-- BEGIN Given data --

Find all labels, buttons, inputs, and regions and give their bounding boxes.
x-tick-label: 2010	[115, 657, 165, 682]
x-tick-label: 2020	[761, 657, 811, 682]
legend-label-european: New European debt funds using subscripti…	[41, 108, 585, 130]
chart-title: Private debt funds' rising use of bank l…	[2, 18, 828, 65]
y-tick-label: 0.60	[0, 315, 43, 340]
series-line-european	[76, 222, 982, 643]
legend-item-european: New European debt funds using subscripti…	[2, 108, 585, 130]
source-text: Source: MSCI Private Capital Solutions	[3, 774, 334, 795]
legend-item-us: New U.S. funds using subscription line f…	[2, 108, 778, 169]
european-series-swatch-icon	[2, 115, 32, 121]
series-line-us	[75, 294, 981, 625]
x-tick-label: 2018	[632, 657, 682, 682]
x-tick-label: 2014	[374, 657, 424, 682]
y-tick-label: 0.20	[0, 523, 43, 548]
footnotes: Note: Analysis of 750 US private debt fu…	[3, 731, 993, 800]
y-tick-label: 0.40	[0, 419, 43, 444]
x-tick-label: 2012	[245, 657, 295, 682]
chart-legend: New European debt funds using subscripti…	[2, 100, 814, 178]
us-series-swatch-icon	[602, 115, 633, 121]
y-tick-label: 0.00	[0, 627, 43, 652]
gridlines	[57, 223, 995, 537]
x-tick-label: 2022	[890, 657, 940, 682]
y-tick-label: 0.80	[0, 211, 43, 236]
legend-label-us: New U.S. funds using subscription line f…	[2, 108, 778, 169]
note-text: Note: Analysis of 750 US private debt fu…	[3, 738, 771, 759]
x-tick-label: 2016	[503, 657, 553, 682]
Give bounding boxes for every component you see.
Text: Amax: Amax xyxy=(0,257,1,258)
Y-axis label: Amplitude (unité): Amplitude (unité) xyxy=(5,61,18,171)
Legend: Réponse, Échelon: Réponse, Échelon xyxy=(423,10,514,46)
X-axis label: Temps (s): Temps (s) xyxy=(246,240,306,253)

-- END Given data --

▸ Work to complete
Update the stretch from the start of the records through the line containing "footnotes: Note: Analysis" by replacing "x-tick-label" with "x-axis-label" and leaving everything else unchanged. Return only those lines.

▸ Answer to the task
Find all labels, buttons, inputs, and regions and give their bounding boxes.
x-axis-label: 2010	[115, 657, 165, 682]
x-axis-label: 2020	[761, 657, 811, 682]
legend-label-european: New European debt funds using subscripti…	[41, 108, 585, 130]
chart-title: Private debt funds' rising use of bank l…	[2, 18, 828, 65]
y-tick-label: 0.60	[0, 315, 43, 340]
series-line-european	[76, 222, 982, 643]
legend-item-european: New European debt funds using subscripti…	[2, 108, 585, 130]
source-text: Source: MSCI Private Capital Solutions	[3, 774, 334, 795]
legend-item-us: New U.S. funds using subscription line f…	[2, 108, 778, 169]
european-series-swatch-icon	[2, 115, 32, 121]
series-line-us	[75, 294, 981, 625]
x-axis-label: 2018	[632, 657, 682, 682]
x-axis-label: 2014	[374, 657, 424, 682]
y-tick-label: 0.20	[0, 523, 43, 548]
footnotes: Note: Analysis of 750 US private debt fu…	[3, 731, 993, 800]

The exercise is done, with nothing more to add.